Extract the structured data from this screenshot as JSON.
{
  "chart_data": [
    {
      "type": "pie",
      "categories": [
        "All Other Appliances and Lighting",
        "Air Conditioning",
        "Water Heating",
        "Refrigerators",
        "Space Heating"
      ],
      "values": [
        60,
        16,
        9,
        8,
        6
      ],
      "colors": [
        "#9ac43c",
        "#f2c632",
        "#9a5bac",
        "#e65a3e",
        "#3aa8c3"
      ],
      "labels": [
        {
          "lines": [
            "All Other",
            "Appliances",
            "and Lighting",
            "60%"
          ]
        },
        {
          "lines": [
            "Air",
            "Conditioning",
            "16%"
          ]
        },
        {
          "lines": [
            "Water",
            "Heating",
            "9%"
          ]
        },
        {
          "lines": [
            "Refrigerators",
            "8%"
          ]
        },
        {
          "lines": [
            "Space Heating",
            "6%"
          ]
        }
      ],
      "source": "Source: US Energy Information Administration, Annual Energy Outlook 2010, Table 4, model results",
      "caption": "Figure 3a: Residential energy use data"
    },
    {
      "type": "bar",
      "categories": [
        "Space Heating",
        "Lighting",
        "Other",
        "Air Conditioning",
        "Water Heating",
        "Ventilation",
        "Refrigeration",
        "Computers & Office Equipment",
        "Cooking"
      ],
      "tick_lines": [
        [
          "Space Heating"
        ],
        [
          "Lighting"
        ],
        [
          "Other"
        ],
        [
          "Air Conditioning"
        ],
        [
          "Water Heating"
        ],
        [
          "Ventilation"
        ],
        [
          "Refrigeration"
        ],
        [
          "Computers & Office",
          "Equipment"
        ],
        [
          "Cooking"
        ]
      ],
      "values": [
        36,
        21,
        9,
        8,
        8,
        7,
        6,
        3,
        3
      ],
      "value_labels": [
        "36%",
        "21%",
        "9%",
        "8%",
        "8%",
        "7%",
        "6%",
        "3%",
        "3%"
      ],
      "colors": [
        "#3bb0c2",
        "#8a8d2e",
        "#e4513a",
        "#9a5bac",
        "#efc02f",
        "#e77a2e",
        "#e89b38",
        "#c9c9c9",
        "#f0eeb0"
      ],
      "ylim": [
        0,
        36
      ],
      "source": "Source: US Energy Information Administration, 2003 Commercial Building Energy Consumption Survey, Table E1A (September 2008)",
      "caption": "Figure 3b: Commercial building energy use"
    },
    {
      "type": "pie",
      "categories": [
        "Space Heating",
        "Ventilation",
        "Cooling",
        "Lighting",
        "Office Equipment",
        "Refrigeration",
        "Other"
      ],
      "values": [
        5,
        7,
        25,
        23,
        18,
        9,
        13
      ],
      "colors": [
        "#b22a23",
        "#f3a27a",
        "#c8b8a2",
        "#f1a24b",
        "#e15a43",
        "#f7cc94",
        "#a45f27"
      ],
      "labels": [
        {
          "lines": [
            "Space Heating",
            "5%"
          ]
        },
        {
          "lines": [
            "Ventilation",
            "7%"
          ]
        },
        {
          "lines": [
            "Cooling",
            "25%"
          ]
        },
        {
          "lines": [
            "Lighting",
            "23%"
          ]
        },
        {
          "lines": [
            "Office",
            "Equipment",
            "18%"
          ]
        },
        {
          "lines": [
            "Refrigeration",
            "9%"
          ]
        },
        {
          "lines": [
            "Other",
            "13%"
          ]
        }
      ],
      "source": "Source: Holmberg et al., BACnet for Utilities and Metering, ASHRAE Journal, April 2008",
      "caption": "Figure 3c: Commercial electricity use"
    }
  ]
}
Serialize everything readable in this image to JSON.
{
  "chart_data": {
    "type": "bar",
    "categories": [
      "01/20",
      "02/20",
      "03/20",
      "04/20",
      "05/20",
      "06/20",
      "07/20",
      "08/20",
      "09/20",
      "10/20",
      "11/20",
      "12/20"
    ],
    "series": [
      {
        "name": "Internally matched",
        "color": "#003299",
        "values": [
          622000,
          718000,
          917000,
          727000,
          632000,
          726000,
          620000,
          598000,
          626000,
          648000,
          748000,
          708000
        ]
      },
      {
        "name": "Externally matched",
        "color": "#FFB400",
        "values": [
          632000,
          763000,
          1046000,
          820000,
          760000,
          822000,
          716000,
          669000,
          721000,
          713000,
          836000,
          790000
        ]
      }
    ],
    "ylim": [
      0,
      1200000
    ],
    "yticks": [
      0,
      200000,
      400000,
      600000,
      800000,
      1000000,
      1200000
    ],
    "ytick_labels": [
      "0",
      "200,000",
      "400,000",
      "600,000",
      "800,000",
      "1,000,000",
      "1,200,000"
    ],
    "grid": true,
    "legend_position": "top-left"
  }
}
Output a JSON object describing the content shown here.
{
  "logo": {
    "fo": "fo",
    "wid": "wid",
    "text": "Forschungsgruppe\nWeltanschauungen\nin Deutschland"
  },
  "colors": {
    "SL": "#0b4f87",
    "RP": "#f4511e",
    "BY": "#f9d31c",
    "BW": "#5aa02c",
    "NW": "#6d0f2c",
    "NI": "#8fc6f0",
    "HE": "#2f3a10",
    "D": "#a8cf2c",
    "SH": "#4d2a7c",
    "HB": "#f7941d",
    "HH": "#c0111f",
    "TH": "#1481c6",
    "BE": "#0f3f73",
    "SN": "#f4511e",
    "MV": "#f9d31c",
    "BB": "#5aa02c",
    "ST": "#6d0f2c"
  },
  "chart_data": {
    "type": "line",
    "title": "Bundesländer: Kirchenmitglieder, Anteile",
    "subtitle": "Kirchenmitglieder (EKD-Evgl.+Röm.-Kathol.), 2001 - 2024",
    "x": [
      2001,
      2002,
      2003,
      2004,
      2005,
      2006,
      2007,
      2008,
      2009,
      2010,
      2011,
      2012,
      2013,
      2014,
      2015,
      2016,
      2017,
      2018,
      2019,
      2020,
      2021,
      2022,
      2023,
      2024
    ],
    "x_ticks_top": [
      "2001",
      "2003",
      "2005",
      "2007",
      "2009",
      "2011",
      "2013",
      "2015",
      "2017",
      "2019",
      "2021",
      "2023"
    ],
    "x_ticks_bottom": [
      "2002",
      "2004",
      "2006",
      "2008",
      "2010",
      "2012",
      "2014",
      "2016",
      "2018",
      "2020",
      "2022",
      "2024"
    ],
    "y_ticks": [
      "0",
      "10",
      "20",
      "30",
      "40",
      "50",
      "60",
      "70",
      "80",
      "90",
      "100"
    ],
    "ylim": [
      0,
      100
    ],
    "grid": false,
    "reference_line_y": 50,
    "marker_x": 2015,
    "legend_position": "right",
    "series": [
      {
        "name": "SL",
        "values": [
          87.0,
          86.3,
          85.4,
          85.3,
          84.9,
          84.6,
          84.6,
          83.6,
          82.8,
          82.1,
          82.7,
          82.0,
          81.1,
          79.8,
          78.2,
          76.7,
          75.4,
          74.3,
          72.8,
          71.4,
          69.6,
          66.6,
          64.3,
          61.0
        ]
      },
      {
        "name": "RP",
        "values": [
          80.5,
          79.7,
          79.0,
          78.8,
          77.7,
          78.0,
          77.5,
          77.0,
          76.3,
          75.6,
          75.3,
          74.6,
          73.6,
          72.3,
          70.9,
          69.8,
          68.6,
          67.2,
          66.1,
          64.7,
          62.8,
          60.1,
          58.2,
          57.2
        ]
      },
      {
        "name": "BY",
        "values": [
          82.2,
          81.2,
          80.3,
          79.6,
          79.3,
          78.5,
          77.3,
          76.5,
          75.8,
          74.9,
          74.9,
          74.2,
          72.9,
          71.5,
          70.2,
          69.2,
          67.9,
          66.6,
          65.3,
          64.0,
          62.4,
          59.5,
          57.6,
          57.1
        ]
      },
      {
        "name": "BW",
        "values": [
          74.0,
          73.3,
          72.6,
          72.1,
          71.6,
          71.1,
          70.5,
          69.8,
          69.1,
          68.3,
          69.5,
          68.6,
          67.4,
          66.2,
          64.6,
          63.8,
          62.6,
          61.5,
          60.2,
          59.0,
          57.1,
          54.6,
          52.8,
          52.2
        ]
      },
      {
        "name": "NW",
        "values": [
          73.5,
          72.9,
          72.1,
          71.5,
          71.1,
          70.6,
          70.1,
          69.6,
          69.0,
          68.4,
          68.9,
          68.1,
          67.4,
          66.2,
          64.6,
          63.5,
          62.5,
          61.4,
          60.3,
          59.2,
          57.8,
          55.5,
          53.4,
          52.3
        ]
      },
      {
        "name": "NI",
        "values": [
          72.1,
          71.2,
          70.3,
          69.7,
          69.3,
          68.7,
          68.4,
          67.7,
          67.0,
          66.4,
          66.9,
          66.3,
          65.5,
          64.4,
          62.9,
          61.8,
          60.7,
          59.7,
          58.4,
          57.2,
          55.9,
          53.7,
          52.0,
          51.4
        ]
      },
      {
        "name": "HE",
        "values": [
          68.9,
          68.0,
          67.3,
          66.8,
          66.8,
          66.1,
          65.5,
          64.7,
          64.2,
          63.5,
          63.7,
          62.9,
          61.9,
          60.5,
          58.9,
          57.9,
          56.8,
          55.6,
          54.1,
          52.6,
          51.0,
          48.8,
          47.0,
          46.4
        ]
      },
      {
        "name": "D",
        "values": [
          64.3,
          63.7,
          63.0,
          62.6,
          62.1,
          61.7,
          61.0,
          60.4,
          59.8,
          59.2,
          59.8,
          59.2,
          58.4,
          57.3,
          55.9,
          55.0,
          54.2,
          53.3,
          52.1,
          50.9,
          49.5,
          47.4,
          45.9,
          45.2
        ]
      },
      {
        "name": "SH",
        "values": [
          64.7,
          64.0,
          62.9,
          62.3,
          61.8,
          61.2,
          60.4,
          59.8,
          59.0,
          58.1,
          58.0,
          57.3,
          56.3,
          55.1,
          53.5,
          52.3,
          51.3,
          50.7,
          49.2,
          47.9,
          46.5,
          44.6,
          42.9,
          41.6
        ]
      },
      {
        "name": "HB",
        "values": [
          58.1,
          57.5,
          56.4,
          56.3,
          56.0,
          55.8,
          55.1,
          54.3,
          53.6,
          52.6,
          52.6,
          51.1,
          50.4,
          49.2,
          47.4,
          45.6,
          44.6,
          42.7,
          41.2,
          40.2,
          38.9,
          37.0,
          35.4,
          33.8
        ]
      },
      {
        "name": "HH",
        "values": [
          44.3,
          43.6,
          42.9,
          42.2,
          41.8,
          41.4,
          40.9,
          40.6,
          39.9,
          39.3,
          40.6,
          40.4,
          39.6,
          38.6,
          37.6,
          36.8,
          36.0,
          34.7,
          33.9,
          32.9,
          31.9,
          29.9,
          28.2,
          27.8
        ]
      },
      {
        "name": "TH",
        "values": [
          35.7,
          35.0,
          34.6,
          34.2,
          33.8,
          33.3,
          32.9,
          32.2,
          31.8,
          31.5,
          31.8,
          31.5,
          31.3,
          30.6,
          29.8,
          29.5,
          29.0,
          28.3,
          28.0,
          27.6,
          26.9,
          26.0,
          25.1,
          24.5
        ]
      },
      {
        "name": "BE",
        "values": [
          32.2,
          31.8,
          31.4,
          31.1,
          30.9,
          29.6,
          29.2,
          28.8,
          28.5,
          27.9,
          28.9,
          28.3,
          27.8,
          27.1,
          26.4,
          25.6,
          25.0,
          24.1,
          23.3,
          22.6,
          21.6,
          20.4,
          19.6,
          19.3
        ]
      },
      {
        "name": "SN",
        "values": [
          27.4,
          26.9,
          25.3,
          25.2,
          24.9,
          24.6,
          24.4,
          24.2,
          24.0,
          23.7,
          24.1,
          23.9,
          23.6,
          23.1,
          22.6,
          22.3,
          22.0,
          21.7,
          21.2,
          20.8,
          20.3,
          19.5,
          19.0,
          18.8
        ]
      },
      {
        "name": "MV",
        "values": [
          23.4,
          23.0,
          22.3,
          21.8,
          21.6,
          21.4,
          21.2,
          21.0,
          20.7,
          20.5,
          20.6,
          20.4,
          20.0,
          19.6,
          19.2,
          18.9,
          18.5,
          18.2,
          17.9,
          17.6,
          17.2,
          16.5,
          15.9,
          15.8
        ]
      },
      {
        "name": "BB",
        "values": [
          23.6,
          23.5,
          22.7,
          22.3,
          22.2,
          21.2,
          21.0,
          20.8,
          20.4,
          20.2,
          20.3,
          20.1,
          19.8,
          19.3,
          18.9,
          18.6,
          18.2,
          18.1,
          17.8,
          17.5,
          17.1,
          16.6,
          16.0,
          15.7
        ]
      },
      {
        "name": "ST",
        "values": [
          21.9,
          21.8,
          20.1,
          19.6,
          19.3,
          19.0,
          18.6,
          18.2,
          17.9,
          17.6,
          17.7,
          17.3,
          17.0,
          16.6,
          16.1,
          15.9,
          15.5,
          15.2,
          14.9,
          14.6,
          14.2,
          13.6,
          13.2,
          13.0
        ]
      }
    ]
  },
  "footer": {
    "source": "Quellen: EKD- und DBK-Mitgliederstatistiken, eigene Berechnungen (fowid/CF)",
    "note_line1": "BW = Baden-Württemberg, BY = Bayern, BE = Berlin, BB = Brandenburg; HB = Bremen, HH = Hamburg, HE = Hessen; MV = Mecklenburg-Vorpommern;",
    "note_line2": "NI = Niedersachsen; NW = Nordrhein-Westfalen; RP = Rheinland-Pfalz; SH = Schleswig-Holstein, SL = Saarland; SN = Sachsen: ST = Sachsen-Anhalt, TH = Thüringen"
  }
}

▶ _Problem requirements_:
In the entries above, how many lines hold the word "Other"? State the number and nothing else.

▶ _Result_:
6